ASSIGNMENT.
Please resume the first-person account below about a career at Microsoft, continuing right after its final sentence.
Start of TEXT PASSAGE
My first job was to own something really cool, which was hardware detection in Windows. I fell in love with Microsoft and the job. I talked to my manager about taking on bigger challenges and I learned an important lesson: Your manager cannot actually read your mind. So if you want to be a leader, you have to point that out. I filled in for another manager when she went on maternity leave. When she came back, she decided to take another position overseas and I asked if I could permanently have her position. They were hesitant. But I said, "I'm going to do a good job, and if I don't, you'll learn that I'm not ready for it." They gave me a shot and I've been leading people ever since, on a few different teams. I learned to get comfortable asking for what you want. Because you definitely won't get it if you don't ask.
End of TEXT PASSAGE
Start of GIVEN DATA
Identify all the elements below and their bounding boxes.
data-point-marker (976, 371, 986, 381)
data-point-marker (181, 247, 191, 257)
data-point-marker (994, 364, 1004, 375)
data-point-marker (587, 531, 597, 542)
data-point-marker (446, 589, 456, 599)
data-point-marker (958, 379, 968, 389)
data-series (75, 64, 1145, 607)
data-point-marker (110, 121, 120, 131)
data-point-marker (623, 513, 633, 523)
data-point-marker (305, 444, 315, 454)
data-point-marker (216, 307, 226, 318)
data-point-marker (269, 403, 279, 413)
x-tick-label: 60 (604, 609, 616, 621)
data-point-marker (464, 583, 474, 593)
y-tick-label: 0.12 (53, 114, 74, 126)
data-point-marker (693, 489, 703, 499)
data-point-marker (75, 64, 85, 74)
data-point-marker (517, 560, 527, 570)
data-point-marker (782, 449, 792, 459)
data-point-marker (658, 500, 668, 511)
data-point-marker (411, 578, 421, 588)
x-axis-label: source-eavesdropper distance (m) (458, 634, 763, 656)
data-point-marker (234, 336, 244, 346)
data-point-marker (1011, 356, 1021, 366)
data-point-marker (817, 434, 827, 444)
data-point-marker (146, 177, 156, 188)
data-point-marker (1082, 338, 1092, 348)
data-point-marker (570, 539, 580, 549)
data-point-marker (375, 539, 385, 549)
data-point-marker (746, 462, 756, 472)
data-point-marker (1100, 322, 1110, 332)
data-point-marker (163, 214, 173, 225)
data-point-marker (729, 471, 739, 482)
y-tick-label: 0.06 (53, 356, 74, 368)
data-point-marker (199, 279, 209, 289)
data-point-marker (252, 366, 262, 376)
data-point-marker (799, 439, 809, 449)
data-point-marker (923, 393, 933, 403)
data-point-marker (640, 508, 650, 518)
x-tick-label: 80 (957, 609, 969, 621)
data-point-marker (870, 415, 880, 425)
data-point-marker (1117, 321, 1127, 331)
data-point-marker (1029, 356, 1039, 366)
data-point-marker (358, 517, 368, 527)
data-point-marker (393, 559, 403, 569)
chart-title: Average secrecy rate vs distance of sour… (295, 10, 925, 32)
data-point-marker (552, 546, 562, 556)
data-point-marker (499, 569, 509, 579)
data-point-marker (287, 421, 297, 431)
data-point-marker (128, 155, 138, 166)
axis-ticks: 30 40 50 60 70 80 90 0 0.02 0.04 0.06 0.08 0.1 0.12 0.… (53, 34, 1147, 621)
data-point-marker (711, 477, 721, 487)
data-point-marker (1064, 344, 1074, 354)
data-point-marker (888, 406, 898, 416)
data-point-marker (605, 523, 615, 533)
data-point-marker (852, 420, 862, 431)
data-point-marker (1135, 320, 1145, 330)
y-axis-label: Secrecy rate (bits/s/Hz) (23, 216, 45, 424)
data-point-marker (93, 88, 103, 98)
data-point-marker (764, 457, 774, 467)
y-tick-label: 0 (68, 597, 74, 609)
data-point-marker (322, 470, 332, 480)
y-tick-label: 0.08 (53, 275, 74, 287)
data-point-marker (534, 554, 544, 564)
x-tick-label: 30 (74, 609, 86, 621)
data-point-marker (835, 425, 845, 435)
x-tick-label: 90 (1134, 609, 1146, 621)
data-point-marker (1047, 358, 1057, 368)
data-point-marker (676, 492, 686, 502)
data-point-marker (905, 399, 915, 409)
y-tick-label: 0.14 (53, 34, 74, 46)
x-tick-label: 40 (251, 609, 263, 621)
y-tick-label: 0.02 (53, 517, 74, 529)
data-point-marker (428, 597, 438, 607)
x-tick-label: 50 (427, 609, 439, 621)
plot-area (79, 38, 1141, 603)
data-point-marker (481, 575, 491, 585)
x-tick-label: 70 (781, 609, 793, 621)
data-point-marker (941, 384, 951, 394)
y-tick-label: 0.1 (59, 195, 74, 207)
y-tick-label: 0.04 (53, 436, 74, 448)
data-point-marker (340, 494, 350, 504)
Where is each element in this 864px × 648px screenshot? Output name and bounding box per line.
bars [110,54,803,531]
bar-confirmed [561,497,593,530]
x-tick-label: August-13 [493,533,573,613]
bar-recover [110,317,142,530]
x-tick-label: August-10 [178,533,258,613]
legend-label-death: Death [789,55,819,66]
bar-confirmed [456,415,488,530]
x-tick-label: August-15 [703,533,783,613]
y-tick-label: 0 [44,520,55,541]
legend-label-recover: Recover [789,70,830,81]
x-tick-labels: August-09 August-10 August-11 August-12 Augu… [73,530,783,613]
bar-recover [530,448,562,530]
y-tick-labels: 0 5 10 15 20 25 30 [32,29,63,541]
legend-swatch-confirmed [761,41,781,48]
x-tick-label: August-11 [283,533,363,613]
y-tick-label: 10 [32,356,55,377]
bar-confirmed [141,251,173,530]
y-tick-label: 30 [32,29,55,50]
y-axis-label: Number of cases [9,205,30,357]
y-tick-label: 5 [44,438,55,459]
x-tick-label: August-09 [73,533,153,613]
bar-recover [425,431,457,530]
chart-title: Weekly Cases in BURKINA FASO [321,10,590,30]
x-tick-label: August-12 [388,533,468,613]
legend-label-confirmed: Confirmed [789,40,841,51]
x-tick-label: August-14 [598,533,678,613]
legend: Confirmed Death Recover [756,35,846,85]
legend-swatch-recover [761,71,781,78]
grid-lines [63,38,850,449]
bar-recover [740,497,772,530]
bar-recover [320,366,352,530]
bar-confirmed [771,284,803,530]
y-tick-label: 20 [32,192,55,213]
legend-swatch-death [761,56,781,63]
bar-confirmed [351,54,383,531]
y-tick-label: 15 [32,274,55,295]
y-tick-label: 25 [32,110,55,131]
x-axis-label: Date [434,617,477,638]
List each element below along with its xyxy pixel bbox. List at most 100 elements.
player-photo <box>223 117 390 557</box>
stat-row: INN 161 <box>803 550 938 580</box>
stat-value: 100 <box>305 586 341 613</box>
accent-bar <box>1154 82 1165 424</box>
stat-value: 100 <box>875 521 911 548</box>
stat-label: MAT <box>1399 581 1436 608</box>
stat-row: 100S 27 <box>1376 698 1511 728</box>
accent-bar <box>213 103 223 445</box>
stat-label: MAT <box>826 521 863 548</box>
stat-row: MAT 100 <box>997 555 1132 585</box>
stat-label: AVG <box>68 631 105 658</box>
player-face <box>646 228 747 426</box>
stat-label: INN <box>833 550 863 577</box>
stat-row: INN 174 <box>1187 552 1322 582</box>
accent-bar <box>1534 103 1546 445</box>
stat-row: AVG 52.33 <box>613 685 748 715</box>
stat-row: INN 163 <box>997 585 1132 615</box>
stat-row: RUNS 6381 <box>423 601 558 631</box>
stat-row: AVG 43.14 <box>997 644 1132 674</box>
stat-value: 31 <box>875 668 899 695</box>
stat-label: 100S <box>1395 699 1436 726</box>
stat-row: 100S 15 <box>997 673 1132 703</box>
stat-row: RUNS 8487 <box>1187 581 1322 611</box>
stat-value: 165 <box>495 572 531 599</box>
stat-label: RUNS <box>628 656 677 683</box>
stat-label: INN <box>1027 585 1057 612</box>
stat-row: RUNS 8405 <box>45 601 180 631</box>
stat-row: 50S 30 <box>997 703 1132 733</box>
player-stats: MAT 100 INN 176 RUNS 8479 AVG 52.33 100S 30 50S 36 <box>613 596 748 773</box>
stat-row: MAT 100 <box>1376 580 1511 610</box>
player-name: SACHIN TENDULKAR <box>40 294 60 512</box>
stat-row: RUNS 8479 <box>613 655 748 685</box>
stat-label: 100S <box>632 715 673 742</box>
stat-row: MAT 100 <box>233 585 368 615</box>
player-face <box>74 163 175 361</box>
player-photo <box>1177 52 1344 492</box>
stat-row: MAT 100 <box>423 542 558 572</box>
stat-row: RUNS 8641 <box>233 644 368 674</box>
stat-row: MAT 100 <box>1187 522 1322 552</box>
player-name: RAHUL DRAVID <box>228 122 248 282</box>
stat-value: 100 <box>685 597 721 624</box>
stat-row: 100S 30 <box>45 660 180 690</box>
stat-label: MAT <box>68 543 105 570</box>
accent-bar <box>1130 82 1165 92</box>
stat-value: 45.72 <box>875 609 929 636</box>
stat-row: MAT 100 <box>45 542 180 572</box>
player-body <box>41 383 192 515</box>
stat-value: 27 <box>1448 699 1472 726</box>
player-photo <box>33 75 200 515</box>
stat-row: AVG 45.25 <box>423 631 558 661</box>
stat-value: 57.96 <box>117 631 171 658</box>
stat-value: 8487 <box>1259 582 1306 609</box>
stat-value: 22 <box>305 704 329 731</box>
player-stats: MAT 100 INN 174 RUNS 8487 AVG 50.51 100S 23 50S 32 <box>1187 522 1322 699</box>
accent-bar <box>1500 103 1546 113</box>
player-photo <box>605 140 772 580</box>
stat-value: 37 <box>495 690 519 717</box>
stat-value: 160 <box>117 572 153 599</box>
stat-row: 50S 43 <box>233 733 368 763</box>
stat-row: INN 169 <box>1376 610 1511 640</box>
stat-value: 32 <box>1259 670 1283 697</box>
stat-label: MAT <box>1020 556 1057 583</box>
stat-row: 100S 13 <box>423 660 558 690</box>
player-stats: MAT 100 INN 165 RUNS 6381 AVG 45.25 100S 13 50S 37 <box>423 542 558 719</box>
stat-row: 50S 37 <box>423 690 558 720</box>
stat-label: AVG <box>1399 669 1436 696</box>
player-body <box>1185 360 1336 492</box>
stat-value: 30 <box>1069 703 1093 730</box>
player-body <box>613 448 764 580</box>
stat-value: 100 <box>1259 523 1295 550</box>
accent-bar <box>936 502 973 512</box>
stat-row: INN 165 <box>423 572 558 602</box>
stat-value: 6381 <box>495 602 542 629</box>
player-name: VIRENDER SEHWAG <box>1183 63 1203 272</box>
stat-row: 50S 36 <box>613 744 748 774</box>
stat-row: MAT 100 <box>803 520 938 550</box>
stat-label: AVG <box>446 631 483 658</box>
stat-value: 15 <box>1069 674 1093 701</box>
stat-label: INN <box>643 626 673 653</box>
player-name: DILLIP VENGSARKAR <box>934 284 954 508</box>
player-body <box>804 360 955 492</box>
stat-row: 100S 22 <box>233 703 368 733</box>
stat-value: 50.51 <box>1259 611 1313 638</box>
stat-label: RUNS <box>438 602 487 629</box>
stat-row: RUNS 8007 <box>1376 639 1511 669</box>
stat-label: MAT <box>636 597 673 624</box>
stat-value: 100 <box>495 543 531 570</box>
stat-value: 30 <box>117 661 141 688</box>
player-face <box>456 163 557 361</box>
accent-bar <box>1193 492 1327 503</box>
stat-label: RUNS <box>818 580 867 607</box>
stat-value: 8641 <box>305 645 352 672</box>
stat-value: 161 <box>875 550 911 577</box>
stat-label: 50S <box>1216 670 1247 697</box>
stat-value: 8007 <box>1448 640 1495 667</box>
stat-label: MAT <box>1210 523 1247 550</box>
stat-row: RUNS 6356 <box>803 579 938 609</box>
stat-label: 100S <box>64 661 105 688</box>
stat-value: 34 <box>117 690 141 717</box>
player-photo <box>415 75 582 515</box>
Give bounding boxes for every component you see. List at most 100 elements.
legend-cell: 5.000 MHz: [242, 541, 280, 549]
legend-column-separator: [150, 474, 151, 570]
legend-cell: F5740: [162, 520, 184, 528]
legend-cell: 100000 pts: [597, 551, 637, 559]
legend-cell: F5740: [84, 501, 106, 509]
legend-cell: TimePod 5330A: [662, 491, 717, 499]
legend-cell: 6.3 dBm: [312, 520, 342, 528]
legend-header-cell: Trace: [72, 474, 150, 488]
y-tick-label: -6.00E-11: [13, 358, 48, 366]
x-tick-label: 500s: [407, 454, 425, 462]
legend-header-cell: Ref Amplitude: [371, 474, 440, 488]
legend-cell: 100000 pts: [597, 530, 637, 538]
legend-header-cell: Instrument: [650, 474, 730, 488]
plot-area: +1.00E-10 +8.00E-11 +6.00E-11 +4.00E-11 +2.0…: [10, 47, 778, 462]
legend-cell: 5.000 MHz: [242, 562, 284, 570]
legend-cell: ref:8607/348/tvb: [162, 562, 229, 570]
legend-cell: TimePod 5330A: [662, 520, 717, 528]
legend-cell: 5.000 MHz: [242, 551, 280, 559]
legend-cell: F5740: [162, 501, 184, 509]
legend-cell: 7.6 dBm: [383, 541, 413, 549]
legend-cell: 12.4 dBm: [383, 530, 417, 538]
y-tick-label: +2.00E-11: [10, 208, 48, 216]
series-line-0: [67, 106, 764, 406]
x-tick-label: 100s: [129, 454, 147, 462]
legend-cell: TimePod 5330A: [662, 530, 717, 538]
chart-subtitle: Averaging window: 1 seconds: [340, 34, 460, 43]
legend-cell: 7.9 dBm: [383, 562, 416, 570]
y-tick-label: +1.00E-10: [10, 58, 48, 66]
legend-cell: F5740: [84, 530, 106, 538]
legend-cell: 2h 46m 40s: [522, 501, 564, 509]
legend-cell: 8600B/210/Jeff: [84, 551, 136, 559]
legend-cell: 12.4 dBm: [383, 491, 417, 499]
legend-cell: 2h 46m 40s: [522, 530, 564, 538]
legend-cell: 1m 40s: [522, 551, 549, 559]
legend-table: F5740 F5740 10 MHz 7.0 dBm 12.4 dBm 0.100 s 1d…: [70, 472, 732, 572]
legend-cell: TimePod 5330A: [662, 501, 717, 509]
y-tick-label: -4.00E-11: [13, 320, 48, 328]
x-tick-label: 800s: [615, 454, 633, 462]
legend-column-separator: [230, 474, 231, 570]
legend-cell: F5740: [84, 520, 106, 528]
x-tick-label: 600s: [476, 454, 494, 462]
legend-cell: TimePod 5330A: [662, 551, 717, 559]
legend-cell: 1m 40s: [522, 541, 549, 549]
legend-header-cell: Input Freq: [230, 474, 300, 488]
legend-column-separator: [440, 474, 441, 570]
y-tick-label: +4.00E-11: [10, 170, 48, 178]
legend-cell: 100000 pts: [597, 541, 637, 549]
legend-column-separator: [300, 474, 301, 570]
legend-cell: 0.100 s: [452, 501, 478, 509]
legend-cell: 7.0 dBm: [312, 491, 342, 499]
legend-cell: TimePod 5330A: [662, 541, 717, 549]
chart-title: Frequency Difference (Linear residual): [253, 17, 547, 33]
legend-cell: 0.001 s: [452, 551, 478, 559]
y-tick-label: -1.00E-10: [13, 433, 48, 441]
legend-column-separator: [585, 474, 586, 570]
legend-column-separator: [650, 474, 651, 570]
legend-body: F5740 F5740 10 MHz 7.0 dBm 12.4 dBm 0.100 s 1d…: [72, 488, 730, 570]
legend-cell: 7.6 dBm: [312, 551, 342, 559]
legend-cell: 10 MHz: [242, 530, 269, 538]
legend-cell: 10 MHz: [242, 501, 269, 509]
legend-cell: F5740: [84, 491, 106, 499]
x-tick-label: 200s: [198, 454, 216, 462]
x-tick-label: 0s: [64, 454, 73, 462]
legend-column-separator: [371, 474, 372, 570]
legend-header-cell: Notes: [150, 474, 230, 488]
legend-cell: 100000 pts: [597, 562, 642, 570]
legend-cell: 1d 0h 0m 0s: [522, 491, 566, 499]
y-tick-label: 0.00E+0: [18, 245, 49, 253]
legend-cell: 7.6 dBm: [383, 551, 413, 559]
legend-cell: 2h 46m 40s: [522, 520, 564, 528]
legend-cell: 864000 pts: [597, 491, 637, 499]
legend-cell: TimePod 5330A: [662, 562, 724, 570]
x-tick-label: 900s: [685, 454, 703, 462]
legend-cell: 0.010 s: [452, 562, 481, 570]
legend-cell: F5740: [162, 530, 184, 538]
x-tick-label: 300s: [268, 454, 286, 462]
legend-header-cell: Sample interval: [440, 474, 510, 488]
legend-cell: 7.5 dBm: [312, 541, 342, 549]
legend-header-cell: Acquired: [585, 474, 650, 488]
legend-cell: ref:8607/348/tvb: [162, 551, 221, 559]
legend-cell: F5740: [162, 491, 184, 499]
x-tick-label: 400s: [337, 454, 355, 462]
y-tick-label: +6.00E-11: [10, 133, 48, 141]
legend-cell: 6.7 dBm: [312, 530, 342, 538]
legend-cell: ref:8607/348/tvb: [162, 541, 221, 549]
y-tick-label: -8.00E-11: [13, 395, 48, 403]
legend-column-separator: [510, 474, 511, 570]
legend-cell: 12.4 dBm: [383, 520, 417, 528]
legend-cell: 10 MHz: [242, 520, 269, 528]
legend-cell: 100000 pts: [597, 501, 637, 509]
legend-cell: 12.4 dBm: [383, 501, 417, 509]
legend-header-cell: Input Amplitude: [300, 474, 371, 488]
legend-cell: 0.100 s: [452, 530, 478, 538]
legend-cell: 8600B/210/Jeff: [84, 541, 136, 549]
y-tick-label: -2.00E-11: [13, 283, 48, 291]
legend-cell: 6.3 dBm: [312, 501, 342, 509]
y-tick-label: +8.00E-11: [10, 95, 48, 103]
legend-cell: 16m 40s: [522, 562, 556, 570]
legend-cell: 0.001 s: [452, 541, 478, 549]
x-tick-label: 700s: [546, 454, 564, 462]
End of GIVEN DATA
OUTPUT FOR THIS EXERCISE.
When I moved to Seattle in 2002, I really wanted that creative outlet other than coding. I enrolled in a fiction-writing course at a community college. I wrote a story about a single girl's struggles in Seattle making friends. Everyone thought it was hilarious. They said, "This girl is too ridiculous to be real." I finished that book in six weeks in the class. It was not good. But I learned a lot about the writing process, how to get an agent, how to pitch manuscripts. I realized I want to do this. It took me four years and three manuscripts, but I got an agent and my first [young adult] book came out in 2008. [Two more fiction books and this year's career advice book, You Had Me at Hello World, followed].

A few years ago I was walking through Ballard, a neighborhood in Seattle. I saw this window that said New York Fashion Academy. I had always been interested in fashion, but to me it was another world. I bought a sewing machine and hired someone to teach me to sew in a month. Then I enrolled in fashion school while working full-time at Microsoft. I realized there's a huge opportunity to revitalize the fashion industry. It was around the same time Microsoft announced HoloLens [wearable technology that allows users to interact with holograms, which will be released in 2016]. Here's this really cool device that enables people to create and design and explore. I thought, I can use this in fashion school to design better, rather than actually going through the work of cutting and sewing and fitting and it not being the right thing, then starting all over again.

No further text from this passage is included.